__DATA FOR THIS TASK__.
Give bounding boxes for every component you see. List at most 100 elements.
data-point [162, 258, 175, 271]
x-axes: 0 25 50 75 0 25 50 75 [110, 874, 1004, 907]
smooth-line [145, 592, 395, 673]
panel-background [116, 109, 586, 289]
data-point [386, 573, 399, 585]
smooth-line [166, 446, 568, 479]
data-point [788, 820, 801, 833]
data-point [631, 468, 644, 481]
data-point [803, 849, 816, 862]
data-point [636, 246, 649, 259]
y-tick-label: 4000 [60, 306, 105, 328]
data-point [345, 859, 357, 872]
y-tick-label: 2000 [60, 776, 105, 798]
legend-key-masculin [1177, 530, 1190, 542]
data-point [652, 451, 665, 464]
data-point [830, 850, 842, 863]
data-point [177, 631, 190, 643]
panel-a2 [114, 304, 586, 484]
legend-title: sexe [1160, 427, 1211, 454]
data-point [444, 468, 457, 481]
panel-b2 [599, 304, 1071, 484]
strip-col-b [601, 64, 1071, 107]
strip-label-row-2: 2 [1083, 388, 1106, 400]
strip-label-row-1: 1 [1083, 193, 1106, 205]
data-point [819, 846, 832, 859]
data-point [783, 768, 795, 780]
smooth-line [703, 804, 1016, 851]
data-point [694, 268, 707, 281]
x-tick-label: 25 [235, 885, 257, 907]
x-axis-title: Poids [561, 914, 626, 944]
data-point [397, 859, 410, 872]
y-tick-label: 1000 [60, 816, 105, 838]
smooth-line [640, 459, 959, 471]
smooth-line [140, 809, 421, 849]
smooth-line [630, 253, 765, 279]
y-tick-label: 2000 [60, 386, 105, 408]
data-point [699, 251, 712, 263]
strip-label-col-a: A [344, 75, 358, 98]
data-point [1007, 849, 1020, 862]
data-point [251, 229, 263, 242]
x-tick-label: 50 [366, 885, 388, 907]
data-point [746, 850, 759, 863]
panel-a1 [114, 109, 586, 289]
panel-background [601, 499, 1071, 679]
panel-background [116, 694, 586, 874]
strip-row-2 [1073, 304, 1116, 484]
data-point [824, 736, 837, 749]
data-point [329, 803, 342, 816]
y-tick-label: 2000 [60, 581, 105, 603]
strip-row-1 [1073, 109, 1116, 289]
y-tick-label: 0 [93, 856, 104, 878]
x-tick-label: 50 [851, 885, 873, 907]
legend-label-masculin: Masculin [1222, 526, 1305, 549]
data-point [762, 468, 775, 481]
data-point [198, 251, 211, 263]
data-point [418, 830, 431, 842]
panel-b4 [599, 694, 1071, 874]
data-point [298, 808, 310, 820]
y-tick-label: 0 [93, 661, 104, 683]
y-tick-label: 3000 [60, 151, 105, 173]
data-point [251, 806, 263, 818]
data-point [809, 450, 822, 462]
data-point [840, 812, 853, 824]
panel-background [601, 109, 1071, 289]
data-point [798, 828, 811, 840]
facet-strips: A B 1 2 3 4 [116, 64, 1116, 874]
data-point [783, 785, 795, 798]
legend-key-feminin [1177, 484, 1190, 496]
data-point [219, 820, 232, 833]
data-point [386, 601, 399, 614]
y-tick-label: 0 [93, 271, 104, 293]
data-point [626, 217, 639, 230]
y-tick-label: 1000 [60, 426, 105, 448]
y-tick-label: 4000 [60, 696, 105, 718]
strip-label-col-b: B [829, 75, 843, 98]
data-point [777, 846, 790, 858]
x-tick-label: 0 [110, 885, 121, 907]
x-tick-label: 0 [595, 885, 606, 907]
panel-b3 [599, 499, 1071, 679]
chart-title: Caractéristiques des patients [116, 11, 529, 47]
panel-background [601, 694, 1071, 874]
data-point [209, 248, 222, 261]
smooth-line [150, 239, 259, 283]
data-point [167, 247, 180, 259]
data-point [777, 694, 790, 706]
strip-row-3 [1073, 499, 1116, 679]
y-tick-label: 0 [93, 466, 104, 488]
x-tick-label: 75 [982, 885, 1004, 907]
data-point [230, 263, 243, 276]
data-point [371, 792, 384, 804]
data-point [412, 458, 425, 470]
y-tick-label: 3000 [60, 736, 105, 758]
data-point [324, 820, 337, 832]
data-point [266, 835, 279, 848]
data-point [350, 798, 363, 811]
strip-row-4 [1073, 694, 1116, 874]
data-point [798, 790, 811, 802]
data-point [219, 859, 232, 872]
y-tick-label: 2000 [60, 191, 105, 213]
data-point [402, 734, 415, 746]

__WHAT YOU HAVE TO DO__.
Repeat the data precisely, line by line.

__PROBLEM SOLUTION__.
Give bounding boxes for every component you see. List at most 100 elements.
data-point [162, 258, 175, 271]
x-axes: 0 25 50 75 0 25 50 75 [110, 874, 1004, 907]
smooth-line [145, 592, 395, 673]
panel-background [116, 109, 586, 289]
data-point [386, 573, 399, 585]
smooth-line [166, 446, 568, 479]
data-point [788, 820, 801, 833]
data-point [631, 468, 644, 481]
data-point [803, 849, 816, 862]
data-point [636, 246, 649, 259]
y-tick-label: 4000 [60, 306, 105, 328]
data-point [345, 859, 357, 872]
y-tick-label: 2000 [60, 776, 105, 798]
legend-key-masculin [1177, 530, 1190, 542]
data-point [652, 451, 665, 464]
data-point [830, 850, 842, 863]
data-point [177, 631, 190, 643]
panel-a2 [114, 304, 586, 484]
legend-title: sexe [1160, 427, 1211, 454]
data-point [444, 468, 457, 481]
panel-b2 [599, 304, 1071, 484]
strip-col-b [601, 64, 1071, 107]
strip-label-row-2: 2 [1083, 388, 1106, 400]
strip-label-row-1: 1 [1083, 193, 1106, 205]
data-point [819, 846, 832, 859]
data-point [783, 768, 795, 780]
smooth-line [703, 804, 1016, 851]
data-point [694, 268, 707, 281]
x-tick-label: 25 [235, 885, 257, 907]
x-axis-title: Poids [561, 914, 626, 944]
data-point [397, 859, 410, 872]
y-tick-label: 1000 [60, 816, 105, 838]
smooth-line [640, 459, 959, 471]
smooth-line [140, 809, 421, 849]
smooth-line [630, 253, 765, 279]
y-tick-label: 2000 [60, 386, 105, 408]
data-point [699, 251, 712, 263]
strip-label-col-a: A [344, 75, 358, 98]
data-point [1007, 849, 1020, 862]
data-point [251, 229, 263, 242]
x-tick-label: 50 [366, 885, 388, 907]
data-point [746, 850, 759, 863]
panel-a1 [114, 109, 586, 289]
panel-background [601, 499, 1071, 679]
panel-background [116, 694, 586, 874]
strip-row-2 [1073, 304, 1116, 484]
data-point [824, 736, 837, 749]
data-point [329, 803, 342, 816]
y-tick-label: 2000 [60, 581, 105, 603]
strip-row-1 [1073, 109, 1116, 289]
y-tick-label: 0 [93, 856, 104, 878]
x-tick-label: 50 [851, 885, 873, 907]
legend-label-masculin: Masculin [1222, 526, 1305, 549]
data-point [762, 468, 775, 481]
data-point [198, 251, 211, 263]
data-point [418, 830, 431, 842]
panel-b4 [599, 694, 1071, 874]
data-point [298, 808, 310, 820]
y-tick-label: 0 [93, 661, 104, 683]
y-tick-label: 3000 [60, 151, 105, 173]
data-point [251, 806, 263, 818]
data-point [809, 450, 822, 462]
data-point [840, 812, 853, 824]
panel-background [601, 109, 1071, 289]
data-point [798, 828, 811, 840]
facet-strips: A B 1 2 3 4 [116, 64, 1116, 874]
data-point [783, 785, 795, 798]
legend-key-feminin [1177, 484, 1190, 496]
data-point [219, 820, 232, 833]
data-point [386, 601, 399, 614]
y-tick-label: 0 [93, 271, 104, 293]
data-point [626, 217, 639, 230]
y-tick-label: 1000 [60, 426, 105, 448]
y-tick-label: 4000 [60, 696, 105, 718]
strip-label-col-b: B [829, 75, 843, 98]
data-point [777, 846, 790, 858]
x-tick-label: 0 [110, 885, 121, 907]
x-tick-label: 0 [595, 885, 606, 907]
panel-b3 [599, 499, 1071, 679]
chart-title: Caractéristiques des patients [116, 11, 529, 47]
panel-background [601, 694, 1071, 874]
data-point [209, 248, 222, 261]
smooth-line [150, 239, 259, 283]
data-point [167, 247, 180, 259]
data-point [777, 694, 790, 706]
strip-row-3 [1073, 499, 1116, 679]
y-tick-label: 0 [93, 466, 104, 488]
x-tick-label: 75 [982, 885, 1004, 907]
data-point [230, 263, 243, 276]
data-point [371, 792, 384, 804]
data-point [412, 458, 425, 470]
y-tick-label: 3000 [60, 736, 105, 758]
data-point [324, 820, 337, 832]
data-point [266, 835, 279, 848]
data-point [350, 798, 363, 811]
strip-row-4 [1073, 694, 1116, 874]
data-point [798, 790, 811, 802]
data-point [219, 859, 232, 872]
y-tick-label: 2000 [60, 191, 105, 213]
data-point [402, 734, 415, 746]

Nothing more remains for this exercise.